Exercise> Report, as a bare number, how many lines hold "Resting".

Dataset excerpts>
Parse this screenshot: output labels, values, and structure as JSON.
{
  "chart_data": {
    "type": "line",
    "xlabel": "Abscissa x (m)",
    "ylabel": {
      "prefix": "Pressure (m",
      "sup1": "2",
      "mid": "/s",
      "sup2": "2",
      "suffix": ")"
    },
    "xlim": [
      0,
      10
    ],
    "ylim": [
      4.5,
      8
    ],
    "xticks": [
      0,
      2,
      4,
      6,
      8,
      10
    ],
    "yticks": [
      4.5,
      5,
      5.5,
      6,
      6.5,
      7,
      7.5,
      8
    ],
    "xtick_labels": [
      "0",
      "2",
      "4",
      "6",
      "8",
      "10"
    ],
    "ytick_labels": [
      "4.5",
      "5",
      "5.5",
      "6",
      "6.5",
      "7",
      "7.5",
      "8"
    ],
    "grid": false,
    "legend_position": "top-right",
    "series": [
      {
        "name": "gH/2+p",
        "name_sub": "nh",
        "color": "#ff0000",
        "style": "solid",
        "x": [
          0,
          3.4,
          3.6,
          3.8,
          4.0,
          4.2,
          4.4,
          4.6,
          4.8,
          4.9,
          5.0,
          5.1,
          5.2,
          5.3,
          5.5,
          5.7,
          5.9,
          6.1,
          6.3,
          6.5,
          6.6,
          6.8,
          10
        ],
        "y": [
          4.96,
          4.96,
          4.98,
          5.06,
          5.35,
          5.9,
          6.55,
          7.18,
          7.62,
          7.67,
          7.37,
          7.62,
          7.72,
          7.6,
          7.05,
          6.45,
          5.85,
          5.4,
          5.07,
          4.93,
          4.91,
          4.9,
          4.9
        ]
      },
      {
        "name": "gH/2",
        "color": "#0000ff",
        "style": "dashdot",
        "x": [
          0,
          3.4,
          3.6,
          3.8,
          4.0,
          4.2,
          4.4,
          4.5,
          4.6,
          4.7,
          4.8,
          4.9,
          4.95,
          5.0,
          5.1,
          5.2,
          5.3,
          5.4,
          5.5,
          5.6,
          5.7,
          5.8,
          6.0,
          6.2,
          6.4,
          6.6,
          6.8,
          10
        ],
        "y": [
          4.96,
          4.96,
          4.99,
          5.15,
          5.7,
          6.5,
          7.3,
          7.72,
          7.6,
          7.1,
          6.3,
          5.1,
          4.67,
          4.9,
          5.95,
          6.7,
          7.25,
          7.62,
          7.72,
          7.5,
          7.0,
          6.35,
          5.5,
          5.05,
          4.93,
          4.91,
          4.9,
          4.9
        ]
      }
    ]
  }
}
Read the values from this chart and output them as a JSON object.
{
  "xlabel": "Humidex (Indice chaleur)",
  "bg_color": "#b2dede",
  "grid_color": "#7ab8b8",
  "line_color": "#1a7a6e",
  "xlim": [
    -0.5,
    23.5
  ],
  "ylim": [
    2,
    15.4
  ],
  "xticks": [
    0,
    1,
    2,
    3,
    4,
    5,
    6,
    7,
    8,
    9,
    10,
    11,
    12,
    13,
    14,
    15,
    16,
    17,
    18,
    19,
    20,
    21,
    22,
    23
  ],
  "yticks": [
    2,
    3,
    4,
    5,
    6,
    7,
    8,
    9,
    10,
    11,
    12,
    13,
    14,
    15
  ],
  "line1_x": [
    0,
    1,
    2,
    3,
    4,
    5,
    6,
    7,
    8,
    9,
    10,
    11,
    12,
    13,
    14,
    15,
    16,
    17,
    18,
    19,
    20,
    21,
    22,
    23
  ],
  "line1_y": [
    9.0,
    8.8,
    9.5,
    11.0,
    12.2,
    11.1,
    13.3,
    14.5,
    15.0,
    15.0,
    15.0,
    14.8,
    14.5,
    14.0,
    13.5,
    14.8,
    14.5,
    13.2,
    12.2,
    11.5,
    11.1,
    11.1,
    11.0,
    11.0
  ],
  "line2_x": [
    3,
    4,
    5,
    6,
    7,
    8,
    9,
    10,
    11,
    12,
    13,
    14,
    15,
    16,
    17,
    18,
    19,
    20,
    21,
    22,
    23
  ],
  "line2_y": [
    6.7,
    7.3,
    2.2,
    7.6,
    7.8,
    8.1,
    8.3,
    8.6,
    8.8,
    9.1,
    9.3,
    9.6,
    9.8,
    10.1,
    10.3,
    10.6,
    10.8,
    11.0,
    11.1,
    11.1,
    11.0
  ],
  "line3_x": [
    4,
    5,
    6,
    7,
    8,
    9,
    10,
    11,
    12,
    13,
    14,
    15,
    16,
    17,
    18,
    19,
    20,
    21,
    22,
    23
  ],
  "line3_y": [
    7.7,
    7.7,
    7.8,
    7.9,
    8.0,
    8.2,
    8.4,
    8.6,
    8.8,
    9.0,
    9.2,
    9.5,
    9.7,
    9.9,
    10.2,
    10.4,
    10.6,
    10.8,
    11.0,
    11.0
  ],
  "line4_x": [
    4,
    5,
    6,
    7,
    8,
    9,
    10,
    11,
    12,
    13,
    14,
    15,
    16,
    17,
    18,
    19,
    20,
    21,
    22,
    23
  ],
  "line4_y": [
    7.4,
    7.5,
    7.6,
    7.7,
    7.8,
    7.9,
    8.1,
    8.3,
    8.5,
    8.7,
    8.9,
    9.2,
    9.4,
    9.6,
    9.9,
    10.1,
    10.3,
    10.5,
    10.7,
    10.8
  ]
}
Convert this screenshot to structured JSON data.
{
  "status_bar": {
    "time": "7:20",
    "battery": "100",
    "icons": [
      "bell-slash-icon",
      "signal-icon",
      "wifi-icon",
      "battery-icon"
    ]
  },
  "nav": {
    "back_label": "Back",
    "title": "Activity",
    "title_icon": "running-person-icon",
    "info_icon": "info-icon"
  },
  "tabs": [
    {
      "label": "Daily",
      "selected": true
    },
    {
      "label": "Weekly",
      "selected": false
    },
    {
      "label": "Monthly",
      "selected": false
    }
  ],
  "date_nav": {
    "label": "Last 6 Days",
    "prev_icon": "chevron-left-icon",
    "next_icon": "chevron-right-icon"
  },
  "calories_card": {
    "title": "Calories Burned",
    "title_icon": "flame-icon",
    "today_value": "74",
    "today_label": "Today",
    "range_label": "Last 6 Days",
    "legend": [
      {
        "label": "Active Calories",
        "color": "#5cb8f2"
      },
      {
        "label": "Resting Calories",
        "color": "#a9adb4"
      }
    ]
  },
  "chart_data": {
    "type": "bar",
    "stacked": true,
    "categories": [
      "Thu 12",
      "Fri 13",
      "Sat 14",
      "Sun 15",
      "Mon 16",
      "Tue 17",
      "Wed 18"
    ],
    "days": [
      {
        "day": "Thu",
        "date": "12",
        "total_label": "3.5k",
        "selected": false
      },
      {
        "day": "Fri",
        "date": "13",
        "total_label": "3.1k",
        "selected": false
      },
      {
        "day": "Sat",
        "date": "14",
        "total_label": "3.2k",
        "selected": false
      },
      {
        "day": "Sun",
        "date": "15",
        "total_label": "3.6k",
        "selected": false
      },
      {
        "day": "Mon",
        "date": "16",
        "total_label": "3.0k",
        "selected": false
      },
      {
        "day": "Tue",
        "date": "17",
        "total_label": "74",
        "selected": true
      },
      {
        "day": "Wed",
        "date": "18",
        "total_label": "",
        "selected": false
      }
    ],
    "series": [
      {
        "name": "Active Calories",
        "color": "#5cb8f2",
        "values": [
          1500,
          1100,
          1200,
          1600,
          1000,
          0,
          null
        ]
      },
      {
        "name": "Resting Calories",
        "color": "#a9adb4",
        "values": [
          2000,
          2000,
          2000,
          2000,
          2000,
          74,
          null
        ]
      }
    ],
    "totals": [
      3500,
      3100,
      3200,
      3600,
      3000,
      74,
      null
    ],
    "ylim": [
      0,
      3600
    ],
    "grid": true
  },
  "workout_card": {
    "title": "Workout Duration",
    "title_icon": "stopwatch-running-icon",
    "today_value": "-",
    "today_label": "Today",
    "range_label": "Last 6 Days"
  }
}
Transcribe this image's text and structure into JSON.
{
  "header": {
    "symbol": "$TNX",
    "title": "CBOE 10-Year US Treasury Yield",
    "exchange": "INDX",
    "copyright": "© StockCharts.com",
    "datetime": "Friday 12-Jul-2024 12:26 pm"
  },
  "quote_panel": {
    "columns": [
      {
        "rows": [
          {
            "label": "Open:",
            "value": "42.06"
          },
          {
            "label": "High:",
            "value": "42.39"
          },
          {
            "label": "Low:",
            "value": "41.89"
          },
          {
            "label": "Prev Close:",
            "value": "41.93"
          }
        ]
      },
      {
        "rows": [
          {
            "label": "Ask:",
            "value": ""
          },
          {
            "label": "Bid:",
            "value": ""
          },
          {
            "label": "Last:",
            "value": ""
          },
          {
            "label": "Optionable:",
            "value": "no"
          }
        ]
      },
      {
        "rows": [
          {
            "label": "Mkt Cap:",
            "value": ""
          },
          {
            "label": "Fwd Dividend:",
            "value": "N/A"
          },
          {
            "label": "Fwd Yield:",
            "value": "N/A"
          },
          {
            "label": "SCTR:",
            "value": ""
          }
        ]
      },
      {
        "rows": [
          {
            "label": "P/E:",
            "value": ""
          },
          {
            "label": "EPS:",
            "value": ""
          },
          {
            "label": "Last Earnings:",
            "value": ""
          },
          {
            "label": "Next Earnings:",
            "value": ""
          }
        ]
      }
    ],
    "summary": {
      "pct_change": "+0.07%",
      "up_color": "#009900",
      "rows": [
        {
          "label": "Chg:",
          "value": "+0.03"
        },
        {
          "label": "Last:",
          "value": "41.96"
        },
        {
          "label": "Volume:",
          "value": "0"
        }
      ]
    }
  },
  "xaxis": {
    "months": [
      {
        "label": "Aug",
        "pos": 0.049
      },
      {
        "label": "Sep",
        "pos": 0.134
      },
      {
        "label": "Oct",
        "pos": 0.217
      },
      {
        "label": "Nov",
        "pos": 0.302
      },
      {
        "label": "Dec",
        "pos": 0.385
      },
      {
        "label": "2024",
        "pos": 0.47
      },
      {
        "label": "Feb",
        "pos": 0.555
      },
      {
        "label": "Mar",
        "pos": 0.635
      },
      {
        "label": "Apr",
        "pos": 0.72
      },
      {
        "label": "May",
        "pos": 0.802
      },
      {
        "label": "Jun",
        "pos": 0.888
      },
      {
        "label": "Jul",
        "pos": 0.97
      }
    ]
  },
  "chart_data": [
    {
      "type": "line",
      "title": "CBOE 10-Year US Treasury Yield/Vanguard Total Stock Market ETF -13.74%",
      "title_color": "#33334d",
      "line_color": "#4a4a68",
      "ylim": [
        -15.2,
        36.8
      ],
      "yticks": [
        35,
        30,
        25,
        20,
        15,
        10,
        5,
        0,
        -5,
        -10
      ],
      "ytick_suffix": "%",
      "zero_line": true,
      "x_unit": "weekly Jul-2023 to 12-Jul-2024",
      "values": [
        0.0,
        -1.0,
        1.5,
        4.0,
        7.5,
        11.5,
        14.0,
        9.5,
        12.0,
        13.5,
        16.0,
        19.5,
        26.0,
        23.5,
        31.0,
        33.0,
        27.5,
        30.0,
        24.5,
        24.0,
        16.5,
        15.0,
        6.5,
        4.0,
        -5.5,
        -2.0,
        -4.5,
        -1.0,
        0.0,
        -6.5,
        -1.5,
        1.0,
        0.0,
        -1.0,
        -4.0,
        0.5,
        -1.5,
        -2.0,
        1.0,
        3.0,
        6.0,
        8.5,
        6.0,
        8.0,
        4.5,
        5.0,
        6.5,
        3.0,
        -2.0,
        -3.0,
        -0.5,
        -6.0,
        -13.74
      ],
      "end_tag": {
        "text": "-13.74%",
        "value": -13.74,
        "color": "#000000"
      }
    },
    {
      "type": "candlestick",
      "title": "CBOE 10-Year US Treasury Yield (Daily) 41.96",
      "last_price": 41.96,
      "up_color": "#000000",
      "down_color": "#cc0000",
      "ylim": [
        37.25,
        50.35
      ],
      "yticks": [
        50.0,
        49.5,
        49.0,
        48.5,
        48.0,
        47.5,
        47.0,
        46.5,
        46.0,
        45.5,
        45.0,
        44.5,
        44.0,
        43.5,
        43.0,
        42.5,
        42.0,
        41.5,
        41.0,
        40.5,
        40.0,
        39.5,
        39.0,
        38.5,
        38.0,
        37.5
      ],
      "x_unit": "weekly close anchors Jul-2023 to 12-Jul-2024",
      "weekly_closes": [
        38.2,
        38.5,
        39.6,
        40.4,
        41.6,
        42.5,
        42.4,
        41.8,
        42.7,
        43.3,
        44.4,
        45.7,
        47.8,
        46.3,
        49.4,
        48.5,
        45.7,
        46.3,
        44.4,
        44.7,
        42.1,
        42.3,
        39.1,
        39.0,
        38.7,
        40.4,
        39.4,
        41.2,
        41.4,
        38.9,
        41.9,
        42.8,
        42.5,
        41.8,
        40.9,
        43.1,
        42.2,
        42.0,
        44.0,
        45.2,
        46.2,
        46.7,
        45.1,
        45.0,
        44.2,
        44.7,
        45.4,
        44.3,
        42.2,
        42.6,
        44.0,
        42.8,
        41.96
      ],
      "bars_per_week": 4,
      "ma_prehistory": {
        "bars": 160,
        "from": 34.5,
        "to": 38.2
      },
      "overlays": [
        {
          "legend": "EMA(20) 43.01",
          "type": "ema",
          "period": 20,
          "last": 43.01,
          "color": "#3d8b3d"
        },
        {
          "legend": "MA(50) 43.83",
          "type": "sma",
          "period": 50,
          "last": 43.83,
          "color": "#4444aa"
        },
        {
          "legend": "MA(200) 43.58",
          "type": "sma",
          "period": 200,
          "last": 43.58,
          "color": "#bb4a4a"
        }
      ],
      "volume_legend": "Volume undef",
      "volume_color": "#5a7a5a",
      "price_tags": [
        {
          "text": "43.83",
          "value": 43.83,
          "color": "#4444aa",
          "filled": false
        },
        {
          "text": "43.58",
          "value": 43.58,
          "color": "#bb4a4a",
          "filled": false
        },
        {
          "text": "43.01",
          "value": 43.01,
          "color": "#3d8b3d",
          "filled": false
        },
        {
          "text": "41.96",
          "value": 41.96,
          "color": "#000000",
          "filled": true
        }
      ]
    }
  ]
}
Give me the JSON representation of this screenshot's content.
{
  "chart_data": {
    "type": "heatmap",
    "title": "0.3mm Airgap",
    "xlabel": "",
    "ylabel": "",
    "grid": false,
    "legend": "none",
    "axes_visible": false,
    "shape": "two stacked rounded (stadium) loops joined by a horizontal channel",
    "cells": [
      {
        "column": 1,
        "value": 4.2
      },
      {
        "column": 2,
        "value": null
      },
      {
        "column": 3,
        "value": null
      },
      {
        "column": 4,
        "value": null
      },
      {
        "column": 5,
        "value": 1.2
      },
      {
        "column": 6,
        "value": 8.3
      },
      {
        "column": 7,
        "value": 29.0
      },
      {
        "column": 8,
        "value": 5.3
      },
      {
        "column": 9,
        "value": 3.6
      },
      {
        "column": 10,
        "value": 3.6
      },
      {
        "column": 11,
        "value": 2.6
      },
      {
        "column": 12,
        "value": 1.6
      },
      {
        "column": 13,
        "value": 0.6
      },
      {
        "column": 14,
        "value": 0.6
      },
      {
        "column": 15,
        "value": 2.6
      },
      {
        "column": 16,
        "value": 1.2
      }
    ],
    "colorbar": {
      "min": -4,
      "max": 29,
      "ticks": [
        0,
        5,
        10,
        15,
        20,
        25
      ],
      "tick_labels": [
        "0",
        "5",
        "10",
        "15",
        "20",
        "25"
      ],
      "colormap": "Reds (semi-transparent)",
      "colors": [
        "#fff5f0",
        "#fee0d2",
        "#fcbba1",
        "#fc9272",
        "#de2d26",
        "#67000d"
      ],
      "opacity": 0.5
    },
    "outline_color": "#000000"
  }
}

Final answer> 2